[INSTRUCTION]:
Reproduce the entire listing word for word.

[INPUT MATERIAL]:

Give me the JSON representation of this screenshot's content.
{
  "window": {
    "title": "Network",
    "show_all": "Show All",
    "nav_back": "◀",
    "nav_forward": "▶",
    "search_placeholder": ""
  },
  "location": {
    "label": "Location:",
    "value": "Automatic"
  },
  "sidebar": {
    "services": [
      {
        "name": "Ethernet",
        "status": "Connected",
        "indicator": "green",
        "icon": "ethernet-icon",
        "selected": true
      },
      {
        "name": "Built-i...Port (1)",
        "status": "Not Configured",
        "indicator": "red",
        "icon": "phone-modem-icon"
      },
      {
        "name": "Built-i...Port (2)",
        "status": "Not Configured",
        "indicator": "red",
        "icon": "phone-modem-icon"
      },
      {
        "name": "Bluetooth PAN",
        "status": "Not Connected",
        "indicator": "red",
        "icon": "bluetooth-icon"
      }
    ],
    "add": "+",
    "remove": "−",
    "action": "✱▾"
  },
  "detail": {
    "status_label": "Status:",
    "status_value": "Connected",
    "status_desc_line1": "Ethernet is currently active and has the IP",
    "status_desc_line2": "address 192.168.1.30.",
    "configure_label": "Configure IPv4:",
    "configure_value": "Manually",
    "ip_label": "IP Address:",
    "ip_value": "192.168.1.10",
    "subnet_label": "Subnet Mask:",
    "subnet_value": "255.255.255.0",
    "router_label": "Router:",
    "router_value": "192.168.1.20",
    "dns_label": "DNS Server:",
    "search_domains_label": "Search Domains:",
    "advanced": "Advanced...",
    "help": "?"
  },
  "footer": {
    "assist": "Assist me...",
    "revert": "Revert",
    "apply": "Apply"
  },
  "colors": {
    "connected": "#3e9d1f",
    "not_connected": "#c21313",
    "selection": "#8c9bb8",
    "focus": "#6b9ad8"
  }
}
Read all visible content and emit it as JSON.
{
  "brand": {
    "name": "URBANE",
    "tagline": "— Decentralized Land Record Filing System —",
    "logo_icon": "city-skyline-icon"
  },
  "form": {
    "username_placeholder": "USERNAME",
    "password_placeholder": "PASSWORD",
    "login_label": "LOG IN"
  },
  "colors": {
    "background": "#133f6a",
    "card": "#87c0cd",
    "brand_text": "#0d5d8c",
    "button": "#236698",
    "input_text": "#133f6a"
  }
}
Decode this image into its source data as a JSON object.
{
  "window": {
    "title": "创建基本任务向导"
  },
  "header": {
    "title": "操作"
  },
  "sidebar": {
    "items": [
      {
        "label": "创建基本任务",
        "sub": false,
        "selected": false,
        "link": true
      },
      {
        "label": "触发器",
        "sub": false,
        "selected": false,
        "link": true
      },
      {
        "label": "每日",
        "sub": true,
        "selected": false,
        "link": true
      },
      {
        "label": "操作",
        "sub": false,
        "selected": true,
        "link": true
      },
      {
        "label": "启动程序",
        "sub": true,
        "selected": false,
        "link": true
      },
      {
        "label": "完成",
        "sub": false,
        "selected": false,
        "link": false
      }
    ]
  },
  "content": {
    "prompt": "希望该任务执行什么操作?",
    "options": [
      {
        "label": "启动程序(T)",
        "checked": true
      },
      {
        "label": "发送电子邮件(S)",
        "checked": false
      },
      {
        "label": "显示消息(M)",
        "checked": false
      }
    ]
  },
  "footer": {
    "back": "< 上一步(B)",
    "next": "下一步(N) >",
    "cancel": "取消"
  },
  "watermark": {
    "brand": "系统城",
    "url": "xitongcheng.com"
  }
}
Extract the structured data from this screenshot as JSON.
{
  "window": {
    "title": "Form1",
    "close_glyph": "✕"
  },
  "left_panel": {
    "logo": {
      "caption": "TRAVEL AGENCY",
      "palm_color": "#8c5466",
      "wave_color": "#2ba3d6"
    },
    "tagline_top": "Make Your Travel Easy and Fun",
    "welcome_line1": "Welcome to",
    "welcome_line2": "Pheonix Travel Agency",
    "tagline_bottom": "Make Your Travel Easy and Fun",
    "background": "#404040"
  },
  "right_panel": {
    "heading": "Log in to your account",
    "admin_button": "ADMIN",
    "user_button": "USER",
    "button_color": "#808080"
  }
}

[PROBLEM SOLUTION]:
Give me the JSON representation of this screenshot's content.
{
  "window": {
    "title": "Network",
    "show_all": "Show All",
    "nav_back": "◀",
    "nav_forward": "▶",
    "search_placeholder": ""
  },
  "location": {
    "label": "Location:",
    "value": "Automatic"
  },
  "sidebar": {
    "services": [
      {
        "name": "Ethernet",
        "status": "Connected",
        "indicator": "green",
        "icon": "ethernet-icon",
        "selected": true
      },
      {
        "name": "Built-i...Port (1)",
        "status": "Not Configured",
        "indicator": "red",
        "icon": "phone-modem-icon"
      },
      {
        "name": "Built-i...Port (2)",
        "status": "Not Configured",
        "indicator": "red",
        "icon": "phone-modem-icon"
      },
      {
        "name": "Bluetooth PAN",
        "status": "Not Connected",
        "indicator": "red",
        "icon": "bluetooth-icon"
      }
    ],
    "add": "+",
    "remove": "−",
    "action": "✱▾"
  },
  "detail": {
    "status_label": "Status:",
    "status_value": "Connected",
    "status_desc_line1": "Ethernet is currently active and has the IP",
    "status_desc_line2": "address 192.168.1.30.",
    "configure_label": "Configure IPv4:",
    "configure_value": "Manually",
    "ip_label": "IP Address:",
    "ip_value": "192.168.1.10",
    "subnet_label": "Subnet Mask:",
    "subnet_value": "255.255.255.0",
    "router_label": "Router:",
    "router_value": "192.168.1.20",
    "dns_label": "DNS Server:",
    "search_domains_label": "Search Domains:",
    "advanced": "Advanced...",
    "help": "?"
  },
  "footer": {
    "assist": "Assist me...",
    "revert": "Revert",
    "apply": "Apply"
  },
  "colors": {
    "connected": "#3e9d1f",
    "not_connected": "#c21313",
    "selection": "#8c9bb8",
    "focus": "#6b9ad8"
  }
}
Read all visible content and emit it as JSON.
{
  "brand": {
    "name": "URBANE",
    "tagline": "— Decentralized Land Record Filing System —",
    "logo_icon": "city-skyline-icon"
  },
  "form": {
    "username_placeholder": "USERNAME",
    "password_placeholder": "PASSWORD",
    "login_label": "LOG IN"
  },
  "colors": {
    "background": "#133f6a",
    "card": "#87c0cd",
    "brand_text": "#0d5d8c",
    "button": "#236698",
    "input_text": "#133f6a"
  }
}
Decode this image into its source data as a JSON object.
{
  "window": {
    "title": "创建基本任务向导"
  },
  "header": {
    "title": "操作"
  },
  "sidebar": {
    "items": [
      {
        "label": "创建基本任务",
        "sub": false,
        "selected": false,
        "link": true
      },
      {
        "label": "触发器",
        "sub": false,
        "selected": false,
        "link": true
      },
      {
        "label": "每日",
        "sub": true,
        "selected": false,
        "link": true
      },
      {
        "label": "操作",
        "sub": false,
        "selected": true,
        "link": true
      },
      {
        "label": "启动程序",
        "sub": true,
        "selected": false,
        "link": true
      },
      {
        "label": "完成",
        "sub": false,
        "selected": false,
        "link": false
      }
    ]
  },
  "content": {
    "prompt": "希望该任务执行什么操作?",
    "options": [
      {
        "label": "启动程序(T)",
        "checked": true
      },
      {
        "label": "发送电子邮件(S)",
        "checked": false
      },
      {
        "label": "显示消息(M)",
        "checked": false
      }
    ]
  },
  "footer": {
    "back": "< 上一步(B)",
    "next": "下一步(N) >",
    "cancel": "取消"
  },
  "watermark": {
    "brand": "系统城",
    "url": "xitongcheng.com"
  }
}
Extract the structured data from this screenshot as JSON.
{
  "window": {
    "title": "Form1",
    "close_glyph": "✕"
  },
  "left_panel": {
    "logo": {
      "caption": "TRAVEL AGENCY",
      "palm_color": "#8c5466",
      "wave_color": "#2ba3d6"
    },
    "tagline_top": "Make Your Travel Easy and Fun",
    "welcome_line1": "Welcome to",
    "welcome_line2": "Pheonix Travel Agency",
    "tagline_bottom": "Make Your Travel Easy and Fun",
    "background": "#404040"
  },
  "right_panel": {
    "heading": "Log in to your account",
    "admin_button": "ADMIN",
    "user_button": "USER",
    "button_color": "#808080"
  }
}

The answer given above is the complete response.